--- Start ---

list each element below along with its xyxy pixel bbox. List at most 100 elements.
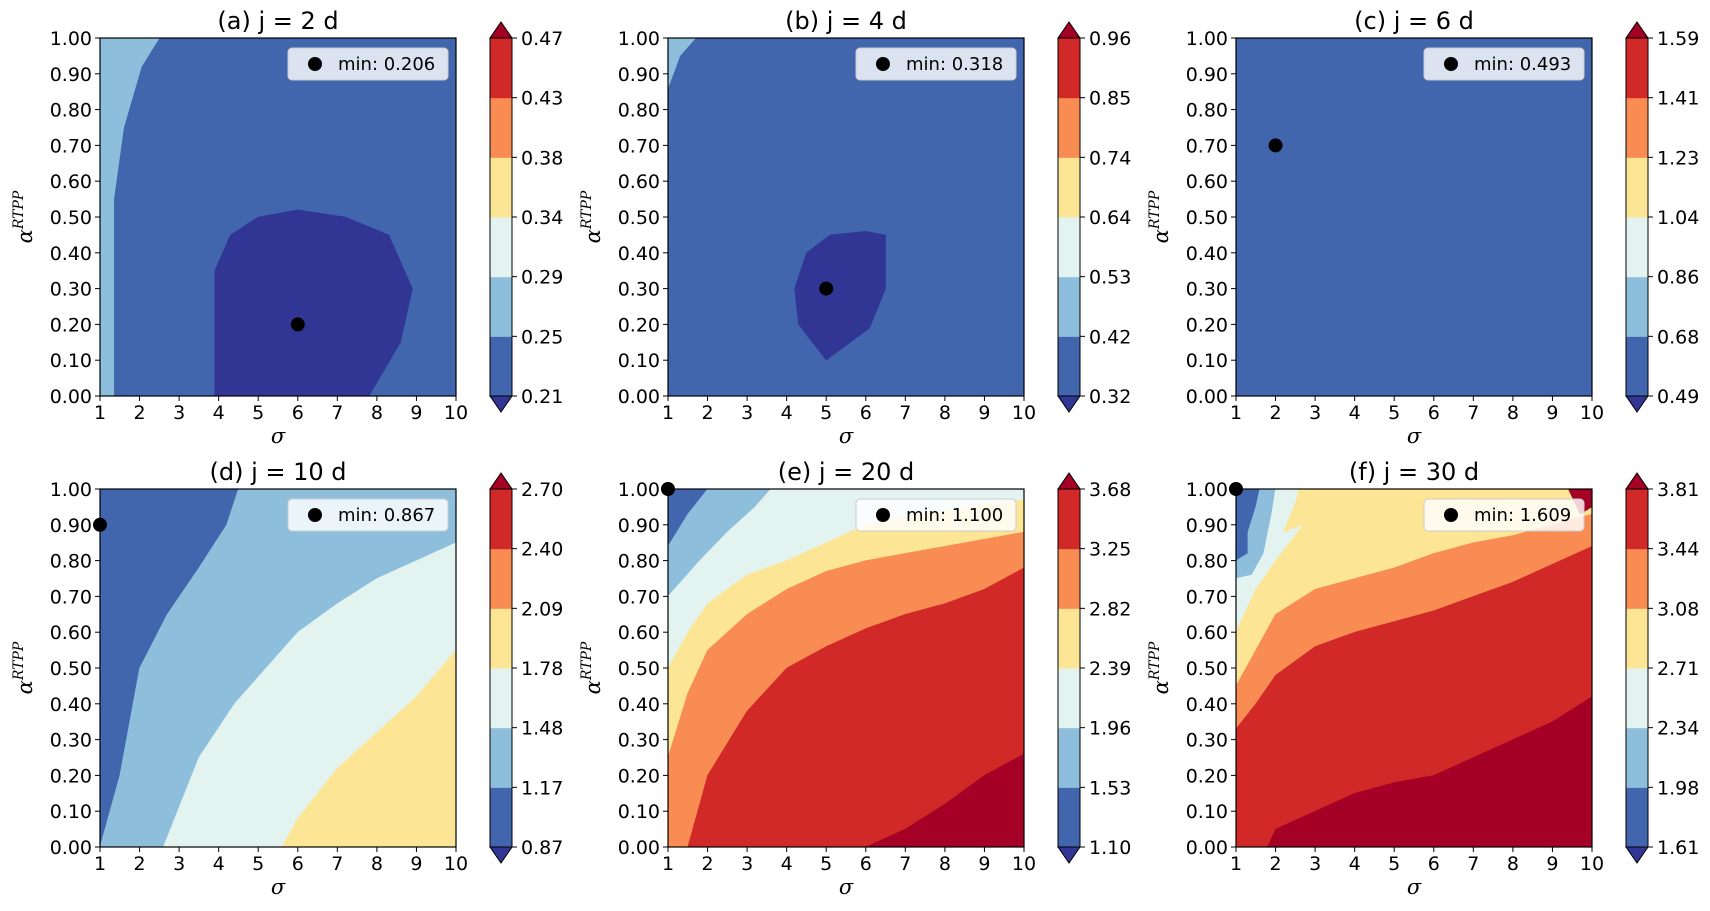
x-tick-label: 5 — [252, 402, 264, 424]
x-tick-label: 5 — [252, 853, 264, 875]
y-tick-label: 1.00 — [618, 479, 660, 501]
min-marker — [819, 281, 834, 296]
x-tick-label: 9 — [1546, 402, 1558, 424]
colorbar-segment — [490, 217, 512, 278]
legend-label: min: 0.206 — [338, 54, 435, 75]
y-axis-label-superscript: RTPP — [1147, 190, 1163, 230]
colorbar-tick-label: 0.25 — [521, 326, 563, 348]
colorbar-segment — [1626, 727, 1648, 788]
x-tick-label: 1 — [94, 853, 106, 875]
colorbar-segment — [490, 276, 512, 337]
x-tick-label: 2 — [134, 853, 146, 875]
colorbar: 0.49 0.68 0.86 1.04 1.23 1.41 1.59 — [1625, 21, 1699, 413]
legend-label: min: 1.609 — [1474, 505, 1571, 526]
contour-regions — [100, 38, 413, 396]
colorbar-segment — [1058, 608, 1080, 669]
colorbar-tick-label: 0.87 — [521, 837, 563, 859]
colorbar-segment — [1626, 787, 1648, 848]
x-tick-label: 5 — [820, 402, 832, 424]
colorbar-tick-label: 0.53 — [1089, 267, 1131, 289]
colorbar-tick-label: 0.32 — [1089, 386, 1131, 408]
y-axis-label-superscript: RTPP — [11, 190, 27, 230]
y-axis-label: αRTPP — [579, 641, 605, 694]
colorbar: 0.87 1.17 1.48 1.78 2.09 2.40 2.70 — [489, 472, 563, 864]
x-tick-label: 9 — [410, 853, 422, 875]
y-tick-label: 0.20 — [618, 765, 660, 787]
y-tick-label: 0.10 — [1186, 801, 1228, 823]
colorbar-extend-min — [1057, 395, 1081, 413]
colorbar-tick-label: 3.81 — [1657, 479, 1699, 501]
y-tick-label: 0.90 — [618, 515, 660, 537]
colorbar-tick-label: 0.64 — [1089, 207, 1131, 229]
colorbar-extend-max — [489, 472, 513, 490]
y-tick-label: 0.50 — [1186, 658, 1228, 680]
y-tick-label: 0.80 — [1186, 100, 1228, 122]
colorbar-segment — [490, 38, 512, 99]
colorbar-segment — [1058, 336, 1080, 397]
y-tick-label: 0.70 — [50, 586, 92, 608]
x-tick-label: 3 — [741, 853, 753, 875]
x-tick-label: 8 — [1507, 853, 1519, 875]
y-tick-label: 0.20 — [1186, 314, 1228, 336]
legend-marker — [308, 57, 322, 71]
y-tick-label: 0.80 — [618, 551, 660, 573]
x-tick-label: 8 — [939, 853, 951, 875]
colorbar-segment — [1626, 38, 1648, 99]
colorbar-segment — [1626, 217, 1648, 278]
y-tick-label: 0.40 — [1186, 243, 1228, 265]
colorbar-tick-label: 1.48 — [521, 718, 563, 740]
y-tick-label: 0.50 — [618, 207, 660, 229]
colorbar-segment — [1626, 276, 1648, 337]
y-axis-label: αRTPP — [1147, 190, 1173, 243]
y-tick-label: 0.70 — [1186, 586, 1228, 608]
legend-marker — [1444, 57, 1458, 71]
legend-box — [1423, 498, 1585, 532]
colorbar-tick-label: 0.85 — [1089, 88, 1131, 110]
y-axis-label: αRTPP — [1147, 641, 1173, 694]
x-tick-label: 8 — [371, 402, 383, 424]
x-tick-label: 7 — [1467, 402, 1479, 424]
legend: min: 1.609 — [1423, 498, 1585, 532]
x-tick-label: 5 — [1388, 402, 1400, 424]
x-tick-label: 10 — [1012, 402, 1036, 424]
x-tick-label: 7 — [899, 402, 911, 424]
colorbar-segment — [1626, 668, 1648, 729]
colorbar-tick-label: 0.96 — [1089, 28, 1131, 50]
y-tick-label: 1.00 — [618, 28, 660, 50]
y-tick-label: 0.90 — [50, 64, 92, 86]
contour-region-level-6 — [687, 567, 1024, 847]
colorbar-extend-min — [1625, 846, 1649, 864]
y-tick-label: 0.20 — [50, 765, 92, 787]
colorbar-segment — [490, 668, 512, 729]
y-tick-label: 0.30 — [50, 730, 92, 752]
colorbar-tick-label: 0.74 — [1089, 147, 1131, 169]
panel-a: 1 2 3 4 5 6 7 8 9 10 0.00 0.10 0.20 0.30 0.40 0.50 0.60 0… — [11, 7, 563, 448]
contour-background — [1236, 38, 1592, 396]
colorbar-tick-label: 0.49 — [1657, 386, 1699, 408]
y-axis-label-superscript: RTPP — [579, 190, 595, 230]
x-tick-label: 10 — [1012, 853, 1036, 875]
y-tick-label: 0.30 — [50, 279, 92, 301]
y-axis-label: αRTPP — [579, 190, 605, 243]
panel-b: 1 2 3 4 5 6 7 8 9 10 0.00 0.10 0.20 0.30 0.40 0.50 0.60 0… — [579, 7, 1131, 448]
legend-label: min: 1.100 — [906, 505, 1003, 526]
x-axis-label: σ — [839, 424, 854, 448]
y-tick-label: 0.70 — [618, 586, 660, 608]
colorbar-tick-label: 1.53 — [1089, 777, 1131, 799]
x-tick-label: 6 — [860, 853, 872, 875]
y-tick-label: 0.70 — [618, 135, 660, 157]
y-tick-label: 0.60 — [618, 171, 660, 193]
colorbar-tick-label: 0.21 — [521, 386, 563, 408]
colorbar: 1.61 1.98 2.34 2.71 3.08 3.44 3.81 — [1625, 472, 1699, 864]
legend-box — [1423, 47, 1585, 81]
y-axis-label: αRTPP — [11, 190, 37, 243]
x-tick-label: 8 — [371, 853, 383, 875]
y-tick-label: 0.40 — [618, 694, 660, 716]
colorbar-tick-label: 2.39 — [1089, 658, 1131, 680]
y-tick-label: 0.10 — [618, 801, 660, 823]
colorbar-extend-min — [1057, 846, 1081, 864]
x-tick-label: 2 — [1270, 853, 1282, 875]
colorbar-tick-label: 1.04 — [1657, 207, 1699, 229]
x-axis-label: σ — [271, 875, 286, 899]
legend-box — [855, 498, 1017, 532]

--- End ---

> TASK TO CARRY OUT:
Copy out every one of the lines above word for word, omitting the picture.

> ANSWER TO THE EXERCISE:
list each element below along with its xyxy pixel bbox. List at most 100 elements.
x-tick-label: 5 — [252, 402, 264, 424]
x-tick-label: 5 — [252, 853, 264, 875]
y-tick-label: 1.00 — [618, 479, 660, 501]
min-marker — [819, 281, 834, 296]
x-tick-label: 9 — [1546, 402, 1558, 424]
colorbar-segment — [490, 217, 512, 278]
legend-label: min: 0.206 — [338, 54, 435, 75]
y-axis-label-superscript: RTPP — [1147, 190, 1163, 230]
colorbar-tick-label: 0.25 — [521, 326, 563, 348]
colorbar-segment — [1626, 727, 1648, 788]
x-tick-label: 1 — [94, 853, 106, 875]
colorbar-segment — [490, 276, 512, 337]
x-tick-label: 2 — [134, 853, 146, 875]
colorbar: 0.49 0.68 0.86 1.04 1.23 1.41 1.59 — [1625, 21, 1699, 413]
legend-label: min: 1.609 — [1474, 505, 1571, 526]
contour-regions — [100, 38, 413, 396]
colorbar-segment — [1058, 608, 1080, 669]
colorbar-tick-label: 0.87 — [521, 837, 563, 859]
colorbar-segment — [1626, 787, 1648, 848]
x-tick-label: 5 — [820, 402, 832, 424]
colorbar-tick-label: 0.53 — [1089, 267, 1131, 289]
colorbar-tick-label: 0.32 — [1089, 386, 1131, 408]
y-axis-label-superscript: RTPP — [11, 190, 27, 230]
y-axis-label: αRTPP — [579, 641, 605, 694]
colorbar: 0.87 1.17 1.48 1.78 2.09 2.40 2.70 — [489, 472, 563, 864]
x-tick-label: 9 — [410, 853, 422, 875]
y-tick-label: 0.20 — [618, 765, 660, 787]
y-tick-label: 0.10 — [1186, 801, 1228, 823]
colorbar-extend-min — [1057, 395, 1081, 413]
colorbar-tick-label: 3.81 — [1657, 479, 1699, 501]
y-tick-label: 0.90 — [618, 515, 660, 537]
colorbar-tick-label: 0.64 — [1089, 207, 1131, 229]
colorbar-extend-max — [489, 472, 513, 490]
y-tick-label: 0.50 — [1186, 658, 1228, 680]
y-tick-label: 0.80 — [1186, 100, 1228, 122]
colorbar-segment — [490, 38, 512, 99]
colorbar-segment — [1058, 336, 1080, 397]
y-tick-label: 0.70 — [50, 586, 92, 608]
x-tick-label: 3 — [741, 853, 753, 875]
x-tick-label: 8 — [1507, 853, 1519, 875]
y-tick-label: 0.20 — [1186, 314, 1228, 336]
legend-marker — [308, 57, 322, 71]
y-tick-label: 0.80 — [618, 551, 660, 573]
x-tick-label: 8 — [939, 853, 951, 875]
colorbar-segment — [1626, 38, 1648, 99]
colorbar-segment — [1626, 217, 1648, 278]
y-tick-label: 0.40 — [1186, 243, 1228, 265]
colorbar-tick-label: 1.48 — [521, 718, 563, 740]
y-tick-label: 0.50 — [618, 207, 660, 229]
colorbar-segment — [1626, 276, 1648, 337]
y-axis-label: αRTPP — [1147, 190, 1173, 243]
y-tick-label: 0.70 — [1186, 586, 1228, 608]
legend-marker — [1444, 57, 1458, 71]
legend-box — [1423, 498, 1585, 532]
colorbar-tick-label: 0.85 — [1089, 88, 1131, 110]
y-axis-label: αRTPP — [1147, 641, 1173, 694]
x-tick-label: 8 — [371, 402, 383, 424]
x-tick-label: 7 — [1467, 402, 1479, 424]
legend: min: 1.609 — [1423, 498, 1585, 532]
x-tick-label: 5 — [1388, 402, 1400, 424]
x-tick-label: 10 — [1012, 402, 1036, 424]
x-tick-label: 7 — [899, 402, 911, 424]
colorbar-segment — [1626, 668, 1648, 729]
colorbar-tick-label: 0.96 — [1089, 28, 1131, 50]
y-tick-label: 1.00 — [618, 28, 660, 50]
y-tick-label: 0.90 — [50, 64, 92, 86]
contour-region-level-6 — [687, 567, 1024, 847]
colorbar-extend-min — [1625, 846, 1649, 864]
y-tick-label: 0.20 — [50, 765, 92, 787]
colorbar-segment — [490, 668, 512, 729]
y-tick-label: 0.30 — [50, 730, 92, 752]
colorbar-tick-label: 0.74 — [1089, 147, 1131, 169]
panel-a: 1 2 3 4 5 6 7 8 9 10 0.00 0.10 0.20 0.30 0.40 0.50 0.60 0… — [11, 7, 563, 448]
contour-background — [1236, 38, 1592, 396]
colorbar-tick-label: 0.49 — [1657, 386, 1699, 408]
y-axis-label-superscript: RTPP — [579, 190, 595, 230]
x-tick-label: 10 — [1012, 853, 1036, 875]
y-tick-label: 0.30 — [50, 279, 92, 301]
y-axis-label: αRTPP — [579, 190, 605, 243]
panel-b: 1 2 3 4 5 6 7 8 9 10 0.00 0.10 0.20 0.30 0.40 0.50 0.60 0… — [579, 7, 1131, 448]
legend-label: min: 1.100 — [906, 505, 1003, 526]
x-axis-label: σ — [839, 424, 854, 448]
y-tick-label: 0.70 — [618, 586, 660, 608]
colorbar-tick-label: 1.53 — [1089, 777, 1131, 799]
x-tick-label: 6 — [860, 853, 872, 875]
y-tick-label: 0.70 — [618, 135, 660, 157]
y-tick-label: 0.60 — [618, 171, 660, 193]
colorbar-tick-label: 0.21 — [521, 386, 563, 408]
colorbar: 1.61 1.98 2.34 2.71 3.08 3.44 3.81 — [1625, 472, 1699, 864]
legend-box — [1423, 47, 1585, 81]
y-axis-label: αRTPP — [11, 190, 37, 243]
x-tick-label: 8 — [371, 853, 383, 875]
y-tick-label: 0.40 — [618, 694, 660, 716]
colorbar-tick-label: 2.39 — [1089, 658, 1131, 680]
y-tick-label: 0.10 — [618, 801, 660, 823]
colorbar-extend-min — [1057, 846, 1081, 864]
x-tick-label: 2 — [1270, 853, 1282, 875]
colorbar-tick-label: 1.04 — [1657, 207, 1699, 229]
x-axis-label: σ — [271, 875, 286, 899]
legend-box — [855, 498, 1017, 532]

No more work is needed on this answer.